What is required:
Every entry must be repeated exactly. Exclude all pictures.

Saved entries
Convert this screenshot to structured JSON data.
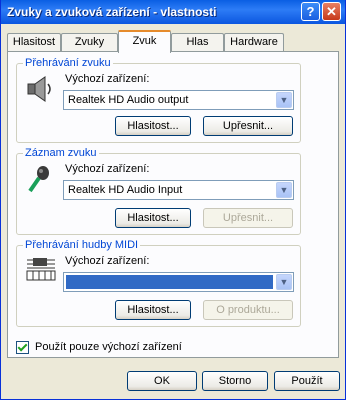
{
  "window": {
    "title": "Zvuky a zvuková zařízení - vlastnosti",
    "help_glyph": "?",
    "close_glyph": "✕"
  },
  "tabs": [
    {
      "label": "Hlasitost"
    },
    {
      "label": "Zvuky"
    },
    {
      "label": "Zvuk",
      "active": true
    },
    {
      "label": "Hlas"
    },
    {
      "label": "Hardware"
    }
  ],
  "playback": {
    "title": "Přehrávání zvuku",
    "device_label": "Výchozí zařízení:",
    "device_value": "Realtek HD Audio output",
    "volume_button": "Hlasitost...",
    "advanced_button": "Upřesnit..."
  },
  "recording": {
    "title": "Záznam zvuku",
    "device_label": "Výchozí zařízení:",
    "device_value": "Realtek HD Audio Input",
    "volume_button": "Hlasitost...",
    "advanced_button": "Upřesnit..."
  },
  "midi": {
    "title": "Přehrávání hudby MIDI",
    "device_label": "Výchozí zařízení:",
    "device_value": "",
    "volume_button": "Hlasitost...",
    "about_button": "O produktu..."
  },
  "default_only": {
    "label": "Použít pouze výchozí zařízení",
    "checked": true
  },
  "footer": {
    "ok": "OK",
    "cancel": "Storno",
    "apply": "Použít"
  },
  "colors": {
    "title_bar": "#0A5FE3",
    "group_title": "#0046D5",
    "selection": "#316AC5",
    "face": "#ECE9D8"
  }
}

Solution to this problem:
Convert this screenshot to structured JSON data.
{
  "window": {
    "title": "Zvuky a zvuková zařízení - vlastnosti",
    "help_glyph": "?",
    "close_glyph": "✕"
  },
  "tabs": [
    {
      "label": "Hlasitost"
    },
    {
      "label": "Zvuky"
    },
    {
      "label": "Zvuk",
      "active": true
    },
    {
      "label": "Hlas"
    },
    {
      "label": "Hardware"
    }
  ],
  "playback": {
    "title": "Přehrávání zvuku",
    "device_label": "Výchozí zařízení:",
    "device_value": "Realtek HD Audio output",
    "volume_button": "Hlasitost...",
    "advanced_button": "Upřesnit..."
  },
  "recording": {
    "title": "Záznam zvuku",
    "device_label": "Výchozí zařízení:",
    "device_value": "Realtek HD Audio Input",
    "volume_button": "Hlasitost...",
    "advanced_button": "Upřesnit..."
  },
  "midi": {
    "title": "Přehrávání hudby MIDI",
    "device_label": "Výchozí zařízení:",
    "device_value": "",
    "volume_button": "Hlasitost...",
    "about_button": "O produktu..."
  },
  "default_only": {
    "label": "Použít pouze výchozí zařízení",
    "checked": true
  },
  "footer": {
    "ok": "OK",
    "cancel": "Storno",
    "apply": "Použít"
  },
  "colors": {
    "title_bar": "#0A5FE3",
    "group_title": "#0046D5",
    "selection": "#316AC5",
    "face": "#ECE9D8"
  }
}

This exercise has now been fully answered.